Copy down every line where the string "this" shows up.

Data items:
— Start —
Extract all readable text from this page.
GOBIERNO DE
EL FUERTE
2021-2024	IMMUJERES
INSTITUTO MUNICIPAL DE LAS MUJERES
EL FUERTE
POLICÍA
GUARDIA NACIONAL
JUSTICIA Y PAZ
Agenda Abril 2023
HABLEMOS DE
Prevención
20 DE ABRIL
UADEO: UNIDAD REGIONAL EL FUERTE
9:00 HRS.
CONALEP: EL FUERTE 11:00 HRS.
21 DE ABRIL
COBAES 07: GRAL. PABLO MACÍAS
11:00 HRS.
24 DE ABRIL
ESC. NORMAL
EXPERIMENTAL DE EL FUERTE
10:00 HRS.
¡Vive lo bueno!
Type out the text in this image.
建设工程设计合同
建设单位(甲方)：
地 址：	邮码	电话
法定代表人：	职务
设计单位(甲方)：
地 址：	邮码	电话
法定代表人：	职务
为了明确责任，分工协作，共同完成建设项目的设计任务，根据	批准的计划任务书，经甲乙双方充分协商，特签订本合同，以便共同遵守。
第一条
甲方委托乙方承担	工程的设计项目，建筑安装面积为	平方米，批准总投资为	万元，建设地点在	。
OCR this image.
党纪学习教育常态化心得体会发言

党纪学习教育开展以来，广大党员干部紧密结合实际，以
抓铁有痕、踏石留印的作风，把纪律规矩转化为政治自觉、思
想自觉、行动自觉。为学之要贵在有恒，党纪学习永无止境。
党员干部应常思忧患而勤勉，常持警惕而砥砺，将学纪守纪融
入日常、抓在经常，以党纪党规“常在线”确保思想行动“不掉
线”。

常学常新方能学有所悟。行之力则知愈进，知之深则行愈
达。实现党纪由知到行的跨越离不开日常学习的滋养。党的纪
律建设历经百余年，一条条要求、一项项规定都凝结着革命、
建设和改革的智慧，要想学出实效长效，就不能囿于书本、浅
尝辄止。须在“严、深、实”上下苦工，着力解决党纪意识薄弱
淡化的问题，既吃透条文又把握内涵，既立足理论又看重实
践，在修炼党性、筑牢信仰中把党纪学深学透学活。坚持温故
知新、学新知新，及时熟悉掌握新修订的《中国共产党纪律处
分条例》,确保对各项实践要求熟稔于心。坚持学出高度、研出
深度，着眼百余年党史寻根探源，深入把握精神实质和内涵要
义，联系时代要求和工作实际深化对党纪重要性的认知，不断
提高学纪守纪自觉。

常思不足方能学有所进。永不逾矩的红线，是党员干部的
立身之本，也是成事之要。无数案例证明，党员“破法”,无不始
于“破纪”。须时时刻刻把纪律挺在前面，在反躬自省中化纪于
— End —
▶ [Finished answer]:
Extract all readable text from this page.
Type out the text in this image.
OCR this image.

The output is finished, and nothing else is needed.